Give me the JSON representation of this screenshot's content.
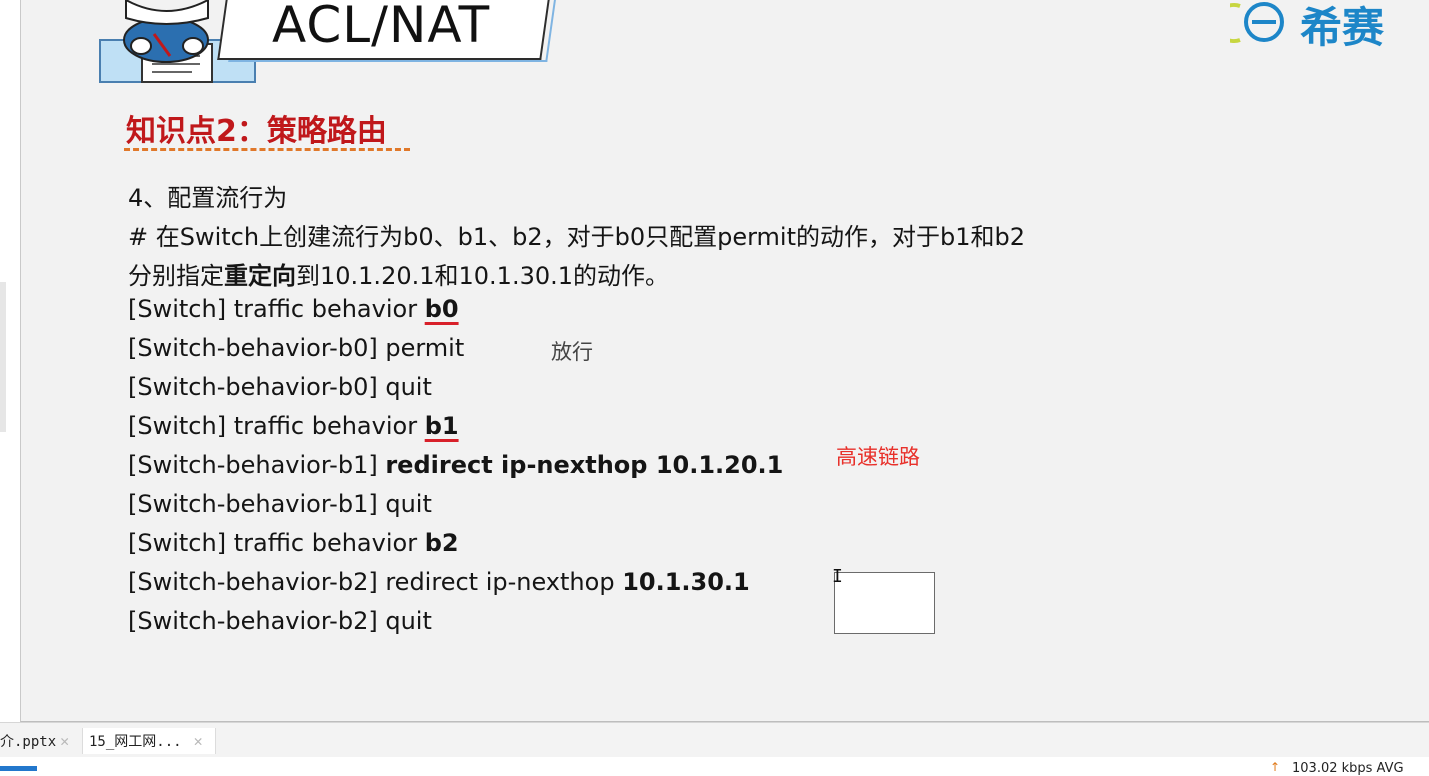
{
  "header": {
    "banner_title": "ACL/NAT",
    "logo_text": "希赛",
    "logo_icon": "e-circle-logo-icon"
  },
  "section": {
    "title": "知识点2：策略路由"
  },
  "content": {
    "step": "4、配置流行为",
    "desc1": "# 在Switch上创建流行为b0、b1、b2，对于b0只配置permit的动作，对于b1和b2",
    "desc2_pre": "分别指定",
    "desc2_bold": "重定向",
    "desc2_post": "到10.1.20.1和10.1.30.1的动作。",
    "cmds": [
      {
        "prefix": "[Switch] traffic behavior ",
        "arg": "b0"
      },
      {
        "prefix": "[Switch-behavior-b0] ",
        "arg": "permit"
      },
      {
        "prefix": "[Switch-behavior-b0] ",
        "arg": "quit"
      },
      {
        "prefix": "[Switch] traffic behavior ",
        "arg": "b1"
      },
      {
        "prefix": "[Switch-behavior-b1] ",
        "arg": "redirect ip-nexthop 10.1.20.1"
      },
      {
        "prefix": "[Switch-behavior-b1] ",
        "arg": "quit"
      },
      {
        "prefix": "[Switch] traffic behavior ",
        "arg": "b2"
      },
      {
        "prefix": "[Switch-behavior-b2] ",
        "arg": "redirect ip-nexthop ",
        "arg_bold": "10.1.30.1"
      },
      {
        "prefix": "[Switch-behavior-b2] ",
        "arg": "quit"
      }
    ]
  },
  "annotations": {
    "permit_note": "放行",
    "redirect_note": "高速链路"
  },
  "tabs": [
    {
      "label": "简介.pptx"
    },
    {
      "label": "15_网工网..."
    }
  ],
  "status": {
    "network": "103.02 kbps  AVG"
  },
  "colors": {
    "accent_red": "#c0181b",
    "note_red": "#e8302a",
    "underline_orange": "#e0782a",
    "logo_blue": "#1d86c8"
  }
}
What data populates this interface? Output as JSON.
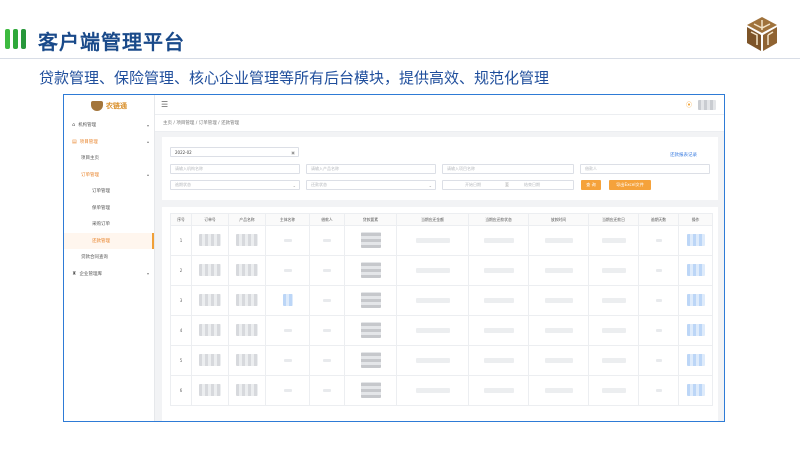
{
  "slide": {
    "title": "客户端管理平台",
    "subtitle": "贷款管理、保险管理、核心企业管理等所有后台模块，提供高效、规范化管理"
  },
  "app": {
    "logo_text": "农链通",
    "sidebar": [
      {
        "label": "机构管理",
        "icon": "home-icon",
        "level": 0,
        "arrow": "▾",
        "state": ""
      },
      {
        "label": "项目管理",
        "icon": "folder-icon",
        "level": 0,
        "arrow": "▴",
        "state": "open"
      },
      {
        "label": "项目主页",
        "icon": "",
        "level": 1,
        "arrow": "",
        "state": ""
      },
      {
        "label": "订单管理",
        "icon": "",
        "level": 1,
        "arrow": "▴",
        "state": "open"
      },
      {
        "label": "订单管理",
        "icon": "",
        "level": 2,
        "arrow": "",
        "state": ""
      },
      {
        "label": "保单管理",
        "icon": "",
        "level": 2,
        "arrow": "",
        "state": ""
      },
      {
        "label": "采购订单",
        "icon": "",
        "level": 2,
        "arrow": "",
        "state": ""
      },
      {
        "label": "还款管理",
        "icon": "",
        "level": 2,
        "arrow": "",
        "state": "active"
      },
      {
        "label": "贷款合同查询",
        "icon": "",
        "level": 1,
        "arrow": "",
        "state": ""
      },
      {
        "label": "企业管理库",
        "icon": "building-icon",
        "level": 0,
        "arrow": "▾",
        "state": ""
      }
    ],
    "breadcrumb": "主页 / 项目管理 / 订单管理 / 还款管理",
    "filters": {
      "date_value": "2022-02",
      "record_link": "还款报表记录",
      "row1": [
        "请输入机构名称",
        "请输入产品名称",
        "请输入项目名称",
        "借款人"
      ],
      "row2": [
        "逾期状态",
        "还款状态",
        "开始日期",
        "结束日期"
      ],
      "range_separator": "至",
      "search_label": "查 询",
      "export_label": "导出Excel文件"
    },
    "table": {
      "headers": [
        "序号",
        "订单号",
        "产品名称",
        "主体名称",
        "借款人",
        "贷款要素",
        "当期应还金额",
        "当期应还款状态",
        "放款时间",
        "当期应还款日",
        "逾期天数",
        "操作"
      ],
      "rows": [
        "1",
        "2",
        "3",
        "4",
        "5",
        "6"
      ]
    }
  }
}
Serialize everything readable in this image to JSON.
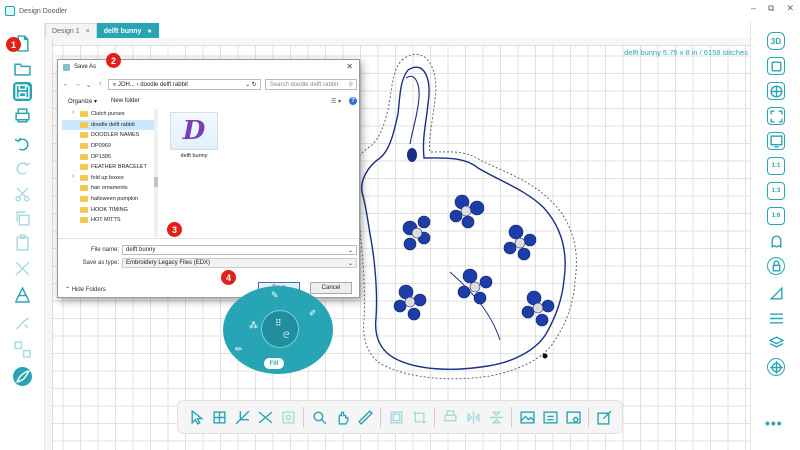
{
  "app": {
    "title": "Design Doodler",
    "window_controls": [
      "–",
      "⧉",
      "✕"
    ]
  },
  "tabs": [
    {
      "label": "Design 1",
      "close": "×",
      "active": false
    },
    {
      "label": "delft bunny",
      "close": "●",
      "active": true
    }
  ],
  "canvas": {
    "info": "delft bunny   5.75 x 8 in / 6158 stitches"
  },
  "badges": [
    "1",
    "2",
    "3",
    "4"
  ],
  "left_toolbar": [
    "new-icon",
    "open-icon",
    "save-icon",
    "print-icon",
    "undo-icon",
    "redo-icon",
    "cut-icon",
    "copy-icon",
    "paste-icon",
    "delete-icon",
    "text-icon",
    "draw-icon",
    "transform-icon",
    "stitch-icon"
  ],
  "right_toolbar": [
    "3D",
    "square-icon",
    "grid-icon",
    "fit-icon",
    "monitor-icon",
    "1:1",
    "1:3",
    "1:6",
    "ghost-icon",
    "lock-icon",
    "layers-icon",
    "align-icon",
    "stack-icon",
    "hoop-icon"
  ],
  "right_more": "•••",
  "dialog": {
    "title": "Save As",
    "close": "✕",
    "path_prefix": "« JOH...",
    "path_sep": "›",
    "path_current": "doodle delft rabbit",
    "search_placeholder": "Search doodle delft rabbit",
    "organize": "Organize ▾",
    "new_folder": "New folder",
    "view": "☰ ▾",
    "help": "?",
    "folders": [
      {
        "name": "Clutch purses",
        "expandable": true,
        "selected": false
      },
      {
        "name": "doodle delft rabbit",
        "expandable": false,
        "selected": true
      },
      {
        "name": "DOODLER NAMES",
        "expandable": false,
        "selected": false
      },
      {
        "name": "DP0969",
        "expandable": false,
        "selected": false
      },
      {
        "name": "DP1395",
        "expandable": false,
        "selected": false
      },
      {
        "name": "FEATHER BRACELET",
        "expandable": false,
        "selected": false
      },
      {
        "name": "fold up boxes",
        "expandable": true,
        "selected": false
      },
      {
        "name": "hair ornaments",
        "expandable": false,
        "selected": false
      },
      {
        "name": "halloween pumpkin",
        "expandable": false,
        "selected": false
      },
      {
        "name": "HOOK TIMING",
        "expandable": false,
        "selected": false
      },
      {
        "name": "HOT MITTS",
        "expandable": false,
        "selected": false
      }
    ],
    "file": {
      "thumb_letter": "D",
      "caption": "delft bunny"
    },
    "file_name_label": "File name:",
    "file_name_value": "delft bunny",
    "save_type_label": "Save as type:",
    "save_type_value": "Embroidery Legacy Files (EDX)",
    "hide_folders": "⌃  Hide Folders",
    "save": "Save",
    "cancel": "Cancel"
  },
  "radial_menu": {
    "fill": "Fill"
  },
  "bottom_toolbar": [
    "select-icon",
    "node-edit-icon",
    "split-icon",
    "scissors-icon",
    "rect-select-icon",
    "zoom-icon",
    "pan-icon",
    "measure-icon",
    "frame-icon",
    "crop-icon",
    "print-icon",
    "mirror-v-icon",
    "mirror-h-icon",
    "image-icon",
    "image-edit-icon",
    "image-trace-icon",
    "edit-icon"
  ],
  "colors": {
    "accent": "#27a5b5",
    "badge": "#e2201a",
    "stitch": "#1b2f85"
  }
}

The request
Repeat the data in full and exactly. Omit pictures.

Solution
Give me the JSON representation of this screenshot's content.
{
  "header": {
    "banner_title": "ACL/NAT",
    "logo_text": "希赛",
    "logo_icon": "e-circle-logo-icon"
  },
  "section": {
    "title": "知识点2：策略路由"
  },
  "content": {
    "step": "4、配置流行为",
    "desc1": "# 在Switch上创建流行为b0、b1、b2，对于b0只配置permit的动作，对于b1和b2",
    "desc2_pre": "分别指定",
    "desc2_bold": "重定向",
    "desc2_post": "到10.1.20.1和10.1.30.1的动作。",
    "cmds": [
      {
        "prefix": "[Switch] traffic behavior ",
        "arg": "b0"
      },
      {
        "prefix": "[Switch-behavior-b0] ",
        "arg": "permit"
      },
      {
        "prefix": "[Switch-behavior-b0] ",
        "arg": "quit"
      },
      {
        "prefix": "[Switch] traffic behavior ",
        "arg": "b1"
      },
      {
        "prefix": "[Switch-behavior-b1] ",
        "arg": "redirect ip-nexthop 10.1.20.1"
      },
      {
        "prefix": "[Switch-behavior-b1] ",
        "arg": "quit"
      },
      {
        "prefix": "[Switch] traffic behavior ",
        "arg": "b2"
      },
      {
        "prefix": "[Switch-behavior-b2] ",
        "arg": "redirect ip-nexthop ",
        "arg_bold": "10.1.30.1"
      },
      {
        "prefix": "[Switch-behavior-b2] ",
        "arg": "quit"
      }
    ]
  },
  "annotations": {
    "permit_note": "放行",
    "redirect_note": "高速链路"
  },
  "tabs": [
    {
      "label": "简介.pptx"
    },
    {
      "label": "15_网工网..."
    }
  ],
  "status": {
    "network": "103.02 kbps  AVG"
  },
  "colors": {
    "accent_red": "#c0181b",
    "note_red": "#e8302a",
    "underline_orange": "#e0782a",
    "logo_blue": "#1d86c8"
  }
}
What data populates this interface? Output as JSON.
{
  "slide": {
    "title": "客户端管理平台",
    "subtitle": "贷款管理、保险管理、核心企业管理等所有后台模块，提供高效、规范化管理"
  },
  "app": {
    "logo_text": "农链通",
    "sidebar": [
      {
        "label": "机构管理",
        "icon": "home-icon",
        "level": 0,
        "arrow": "▾",
        "state": ""
      },
      {
        "label": "项目管理",
        "icon": "folder-icon",
        "level": 0,
        "arrow": "▴",
        "state": "open"
      },
      {
        "label": "项目主页",
        "icon": "",
        "level": 1,
        "arrow": "",
        "state": ""
      },
      {
        "label": "订单管理",
        "icon": "",
        "level": 1,
        "arrow": "▴",
        "state": "open"
      },
      {
        "label": "订单管理",
        "icon": "",
        "level": 2,
        "arrow": "",
        "state": ""
      },
      {
        "label": "保单管理",
        "icon": "",
        "level": 2,
        "arrow": "",
        "state": ""
      },
      {
        "label": "采购订单",
        "icon": "",
        "level": 2,
        "arrow": "",
        "state": ""
      },
      {
        "label": "还款管理",
        "icon": "",
        "level": 2,
        "arrow": "",
        "state": "active"
      },
      {
        "label": "贷款合同查询",
        "icon": "",
        "level": 1,
        "arrow": "",
        "state": ""
      },
      {
        "label": "企业管理库",
        "icon": "building-icon",
        "level": 0,
        "arrow": "▾",
        "state": ""
      }
    ],
    "breadcrumb": "主页 / 项目管理 / 订单管理 / 还款管理",
    "filters": {
      "date_value": "2022-02",
      "record_link": "还款报表记录",
      "row1": [
        "请输入机构名称",
        "请输入产品名称",
        "请输入项目名称",
        "借款人"
      ],
      "row2": [
        "逾期状态",
        "还款状态",
        "开始日期",
        "结束日期"
      ],
      "range_separator": "至",
      "search_label": "查 询",
      "export_label": "导出Excel文件"
    },
    "table": {
      "headers": [
        "序号",
        "订单号",
        "产品名称",
        "主体名称",
        "借款人",
        "贷款要素",
        "当期应还金额",
        "当期应还款状态",
        "放款时间",
        "当期应还款日",
        "逾期天数",
        "操作"
      ],
      "rows": [
        "1",
        "2",
        "3",
        "4",
        "5",
        "6"
      ]
    }
  }
}
Serialize everything readable in this image to JSON.
{
  "app": {
    "title": "Design Doodler",
    "window_controls": [
      "–",
      "⧉",
      "✕"
    ]
  },
  "tabs": [
    {
      "label": "Design 1",
      "close": "×",
      "active": false
    },
    {
      "label": "delft bunny",
      "close": "●",
      "active": true
    }
  ],
  "canvas": {
    "info": "delft bunny   5.75 x 8 in / 6158 stitches"
  },
  "badges": [
    "1",
    "2",
    "3",
    "4"
  ],
  "left_toolbar": [
    "new-icon",
    "open-icon",
    "save-icon",
    "print-icon",
    "undo-icon",
    "redo-icon",
    "cut-icon",
    "copy-icon",
    "paste-icon",
    "delete-icon",
    "text-icon",
    "draw-icon",
    "transform-icon",
    "stitch-icon"
  ],
  "right_toolbar": [
    "3D",
    "square-icon",
    "grid-icon",
    "fit-icon",
    "monitor-icon",
    "1:1",
    "1:3",
    "1:6",
    "ghost-icon",
    "lock-icon",
    "layers-icon",
    "align-icon",
    "stack-icon",
    "hoop-icon"
  ],
  "right_more": "•••",
  "dialog": {
    "title": "Save As",
    "close": "✕",
    "path_prefix": "« JOH...",
    "path_sep": "›",
    "path_current": "doodle delft rabbit",
    "search_placeholder": "Search doodle delft rabbit",
    "organize": "Organize ▾",
    "new_folder": "New folder",
    "view": "☰ ▾",
    "help": "?",
    "folders": [
      {
        "name": "Clutch purses",
        "expandable": true,
        "selected": false
      },
      {
        "name": "doodle delft rabbit",
        "expandable": false,
        "selected": true
      },
      {
        "name": "DOODLER NAMES",
        "expandable": false,
        "selected": false
      },
      {
        "name": "DP0969",
        "expandable": false,
        "selected": false
      },
      {
        "name": "DP1395",
        "expandable": false,
        "selected": false
      },
      {
        "name": "FEATHER BRACELET",
        "expandable": false,
        "selected": false
      },
      {
        "name": "fold up boxes",
        "expandable": true,
        "selected": false
      },
      {
        "name": "hair ornaments",
        "expandable": false,
        "selected": false
      },
      {
        "name": "halloween pumpkin",
        "expandable": false,
        "selected": false
      },
      {
        "name": "HOOK TIMING",
        "expandable": false,
        "selected": false
      },
      {
        "name": "HOT MITTS",
        "expandable": false,
        "selected": false
      }
    ],
    "file": {
      "thumb_letter": "D",
      "caption": "delft bunny"
    },
    "file_name_label": "File name:",
    "file_name_value": "delft bunny",
    "save_type_label": "Save as type:",
    "save_type_value": "Embroidery Legacy Files (EDX)",
    "hide_folders": "⌃  Hide Folders",
    "save": "Save",
    "cancel": "Cancel"
  },
  "radial_menu": {
    "fill": "Fill"
  },
  "bottom_toolbar": [
    "select-icon",
    "node-edit-icon",
    "split-icon",
    "scissors-icon",
    "rect-select-icon",
    "zoom-icon",
    "pan-icon",
    "measure-icon",
    "frame-icon",
    "crop-icon",
    "print-icon",
    "mirror-v-icon",
    "mirror-h-icon",
    "image-icon",
    "image-edit-icon",
    "image-trace-icon",
    "edit-icon"
  ],
  "colors": {
    "accent": "#27a5b5",
    "badge": "#e2201a",
    "stitch": "#1b2f85"
  }
}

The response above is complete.